Consigna A: Cita íntegra, sin alterar nada, la homilía que aparece a continuación.

Texto:
..............................

Homilía en la Eucaristía de bendición de la puerta de la parroquia de Nuestra Señora de los Dolores, donde tiene su sede la Hermandad de la Lanzada, en la víspera del I Domingo de Adviento.
Fecha: 01/12/2018
Queridísima Iglesia del Señor,
reunida aquí esta tarde con motivo de la apertura de esta puerta tan deseada
durante tantos años (yo recuerdo que fue de las primeras cosas que yo oí recién
llegado a Granada: la necesidad de aquella puerta, y de eso hace ya muchos años.
Tanto que se ha convertido vuestra parroquia esta tarde en una pequeña catedral
de Granada, porque, además, coincide con que comenzamos el año litúrgico y no
hay mejor manera de comenzarlo que estando juntos);
la Junta de Gobierno de la Hermandad;
los representantes de la Federación
de Cofradías;
miembros de otras Hermandades, que
habéis venido a acompañar a vuestros hermanos en esta fiesta tan grande y tan
deseada para ellos;
este coro (…) yo digo siempre que la
belleza tiene tanto que ver con Dios que no hay belleza posible, de ninguna
clase, la de la música es una de las más exquisitas y finas, no hay belleza de
ninguna clase que no tenga que ver con Dios. (En la tradición cristiana, aunque
eso ahora se haya roto mucho y lo hayamos olvidado, hay una Encíclica de San
Juan Pablo II que habla del “esplendor de la verdad”. Santo Tomás decía que la
belleza es el esplendor de la verdad; el esplendor del misterio que la verdad,
de cualquier realidad, es, y una realidad tan grande como el ser humano, por tanto,
la belleza del canto es una singular participación de nuestra humanidad en el
misterio insondable de Dios):
Comenzamos el Adviento, que
significa “la venida”. La verdad es que cada una de las partes del año
litúrgico nos pone ante los ojos un aspecto del Misterio cristiano y cada uno
de los aspectos es muy rico. Solemos comenzar la celebración de la Cuaresma, la
preparación del Misterio Pascual, también en la Catedral con la imposición de
la ceniza, luego el Vía Crucis. Yo sé que el misterio de la fe se inicia con la
Encarnación y se consuma en el Misterio Pascual: Calvario, Resurrección y don
del Espíritu Santo, que siembra la vida divina en nuestra humanidad.

..............................

Material mostrado:
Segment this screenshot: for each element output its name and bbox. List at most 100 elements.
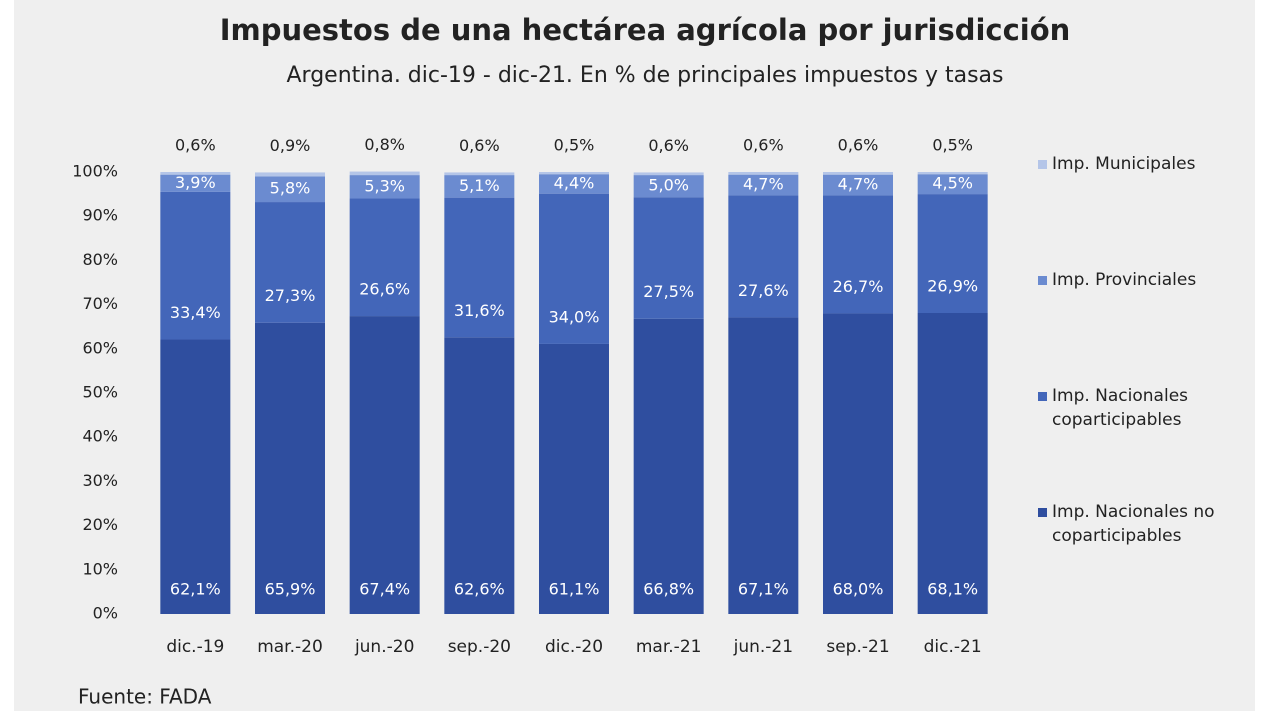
data-label: 31,6% [454, 301, 505, 320]
data-label: 4,4% [554, 173, 595, 192]
legend-label: Imp. Nacionales coparticipables [1052, 386, 1189, 430]
bar-segment [255, 322, 325, 614]
bar-segment [349, 171, 420, 176]
data-label: 0,5% [932, 136, 973, 155]
legend-swatch [1038, 276, 1047, 285]
x-tick-label: mar.-21 [636, 637, 702, 657]
bar-segment [917, 194, 988, 313]
bar-segment [160, 172, 231, 175]
data-label: 4,7% [838, 175, 879, 194]
chart-title: Impuestos de una hectárea agrícola por j… [220, 13, 1071, 47]
x-tick-label: dic.-19 [166, 637, 224, 657]
bar-segment [255, 176, 325, 203]
data-label: 5,8% [270, 179, 311, 198]
bar-segment [728, 317, 799, 614]
data-label: 0,6% [459, 136, 500, 155]
data-label: 4,7% [743, 175, 784, 194]
data-label: 0,5% [554, 136, 595, 155]
bar-segment [539, 343, 609, 614]
data-label: 0,6% [838, 136, 879, 155]
bar-segment [349, 198, 420, 317]
x-tick-label: sep.-21 [826, 637, 889, 657]
data-label: 5,3% [364, 176, 405, 195]
bar-segment [823, 174, 893, 196]
data-label: 67,4% [359, 580, 410, 599]
y-tick-label: 90% [82, 206, 118, 225]
data-label: 4,5% [932, 174, 973, 193]
data-label: 62,1% [170, 580, 221, 599]
legend-entry: Imp. Nacionales no coparticipables [1038, 500, 1242, 548]
legend-swatch [1038, 392, 1047, 401]
chart-subtitle: Argentina. dic-19 - dic-21. En % de prin… [287, 63, 1004, 88]
y-tick-label: 40% [82, 427, 118, 446]
bar-segment [633, 197, 704, 319]
bar-segment [255, 172, 325, 177]
data-label: 62,6% [454, 580, 505, 599]
data-label: 5,0% [648, 176, 689, 195]
data-label: 26,7% [833, 277, 884, 296]
x-tick-label: dic.-21 [924, 637, 982, 657]
bar-segment [444, 172, 515, 176]
bar-segment [444, 197, 515, 338]
data-label: 68,0% [833, 580, 884, 599]
bar-segment [917, 174, 988, 195]
bar-segment [349, 175, 420, 199]
y-tick-label: 30% [82, 471, 118, 490]
x-tick-label: jun.-21 [733, 637, 793, 657]
x-tick-label: dic.-20 [545, 637, 603, 657]
data-label: 5,1% [459, 176, 500, 195]
data-label: 0,6% [175, 136, 216, 155]
bar-segment [633, 318, 704, 614]
data-label: 33,4% [170, 303, 221, 322]
data-label: 61,1% [549, 580, 600, 599]
y-tick-label: 80% [82, 250, 118, 269]
bar-segment [823, 195, 893, 314]
data-label: 3,9% [175, 173, 216, 192]
bar-segment [255, 202, 325, 323]
x-tick-label: jun.-20 [354, 637, 414, 657]
bar-segment [917, 172, 988, 175]
bar-segment [160, 174, 231, 192]
bar-segment [539, 172, 609, 175]
data-label: 66,8% [643, 580, 694, 599]
legend-label: Imp. Nacionales no coparticipables [1052, 502, 1215, 546]
source: Fuente: FADA [78, 685, 212, 709]
y-tick-label: 70% [82, 294, 118, 313]
y-tick-label: 0% [93, 604, 118, 623]
bar-segment [728, 174, 799, 196]
data-label: 0,6% [743, 136, 784, 155]
data-label: 27,5% [643, 282, 694, 301]
legend-label: Imp. Municipales [1052, 154, 1196, 174]
x-tick-label: sep.-20 [448, 637, 511, 657]
bar-segment [728, 195, 799, 318]
bar-segment [160, 339, 231, 614]
data-label: 68,1% [927, 580, 978, 599]
data-label: 26,9% [927, 276, 978, 295]
data-label: 0,9% [270, 136, 311, 155]
data-label: 65,9% [265, 580, 316, 599]
legend-entry: Imp. Provinciales [1038, 268, 1242, 292]
data-label: 34,0% [549, 307, 600, 326]
y-tick-label: 60% [82, 338, 118, 357]
y-tick-label: 20% [82, 515, 118, 534]
legend-entry: Imp. Nacionales coparticipables [1038, 384, 1242, 432]
legend-label: Imp. Provinciales [1052, 270, 1197, 290]
data-label: 27,3% [265, 286, 316, 305]
bar-segment [823, 172, 893, 175]
data-label: 0,8% [364, 135, 405, 154]
data-label: 27,6% [738, 281, 789, 300]
bar-segment [349, 316, 420, 614]
bar-segment [539, 174, 609, 194]
bar-segment [444, 175, 515, 198]
bar-segment [444, 337, 515, 614]
legend-swatch [1038, 160, 1047, 169]
legend-entry: Imp. Municipales [1038, 152, 1242, 176]
bar-segment [633, 172, 704, 176]
y-tick-label: 100% [72, 162, 118, 181]
bar-segment [728, 172, 799, 175]
x-tick-label: mar.-20 [257, 637, 323, 657]
bar-segment [823, 313, 893, 614]
bar-segment [539, 193, 609, 344]
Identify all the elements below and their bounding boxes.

..............................

Consigna B: Imprime sin cambios el tramo de las entradas que empieza en la línea que contiene "data-label: 31,6% [454, 301, 505, 320]" y termina en la que contiene "data-label: 62,1% [170, 580, 221, 599]", ambas incluidas.

Respuesta A:
Homilía en la Eucaristía de bendición de la puerta de la parroquia de Nuestra Señora de los Dolores, donde tiene su sede la Hermandad de la Lanzada, en la víspera del I Domingo de Adviento.
Fecha: 01/12/2018
Queridísima Iglesia del Señor,
reunida aquí esta tarde con motivo de la apertura de esta puerta tan deseada
durante tantos años (yo recuerdo que fue de las primeras cosas que yo oí recién
llegado a Granada: la necesidad de aquella puerta, y de eso hace ya muchos años.
Tanto que se ha convertido vuestra parroquia esta tarde en una pequeña catedral
de Granada, porque, además, coincide con que comenzamos el año litúrgico y no
hay mejor manera de comenzarlo que estando juntos);
la Junta de Gobierno de la Hermandad;
los representantes de la Federación
de Cofradías;
miembros de otras Hermandades, que
habéis venido a acompañar a vuestros hermanos en esta fiesta tan grande y tan
deseada para ellos;
este coro (…) yo digo siempre que la
belleza tiene tanto que ver con Dios que no hay belleza posible, de ninguna
clase, la de la música es una de las más exquisitas y finas, no hay belleza de
ninguna clase que no tenga que ver con Dios. (En la tradición cristiana, aunque
eso ahora se haya roto mucho y lo hayamos olvidado, hay una Encíclica de San
Juan Pablo II que habla del “esplendor de la verdad”. Santo Tomás decía que la
belleza es el esplendor de la verdad; el esplendor del misterio que la verdad,
de cualquier realidad, es, y una realidad tan grande como el ser humano, por tanto,
la belleza del canto es una singular participación de nuestra humanidad en el
misterio insondable de Dios):
Comenzamos el Adviento, que
significa “la venida”. La verdad es que cada una de las partes del año
litúrgico nos pone ante los ojos un aspecto del Misterio cristiano y cada uno
de los aspectos es muy rico. Solemos comenzar la celebración de la Cuaresma, la
preparación del Misterio Pascual, también en la Catedral con la imposición de
la ceniza, luego el Vía Crucis. Yo sé que el misterio de la fe se inicia con la
Encarnación y se consuma en el Misterio Pascual: Calvario, Resurrección y don
del Espíritu Santo, que siembra la vida divina en nuestra humanidad.

Respuesta B:
data-label: 31,6% [454, 301, 505, 320]
data-label: 4,4% [554, 173, 595, 192]
legend-label: Imp. Nacionales coparticipables [1052, 386, 1189, 430]
bar-segment [255, 322, 325, 614]
bar-segment [349, 171, 420, 176]
data-label: 0,5% [932, 136, 973, 155]
legend-swatch [1038, 276, 1047, 285]
x-tick-label: mar.-21 [636, 637, 702, 657]
bar-segment [917, 194, 988, 313]
bar-segment [160, 172, 231, 175]
data-label: 4,7% [838, 175, 879, 194]
chart-title: Impuestos de una hectárea agrícola por j… [220, 13, 1071, 47]
x-tick-label: dic.-19 [166, 637, 224, 657]
bar-segment [255, 176, 325, 203]
data-label: 5,8% [270, 179, 311, 198]
bar-segment [728, 317, 799, 614]
data-label: 0,6% [459, 136, 500, 155]
data-label: 4,7% [743, 175, 784, 194]
data-label: 0,5% [554, 136, 595, 155]
bar-segment [539, 343, 609, 614]
data-label: 0,6% [838, 136, 879, 155]
bar-segment [349, 198, 420, 317]
x-tick-label: sep.-21 [826, 637, 889, 657]
data-label: 5,3% [364, 176, 405, 195]
bar-segment [823, 174, 893, 196]
data-label: 67,4% [359, 580, 410, 599]
y-tick-label: 90% [82, 206, 118, 225]
data-label: 4,5% [932, 174, 973, 193]
data-label: 62,1% [170, 580, 221, 599]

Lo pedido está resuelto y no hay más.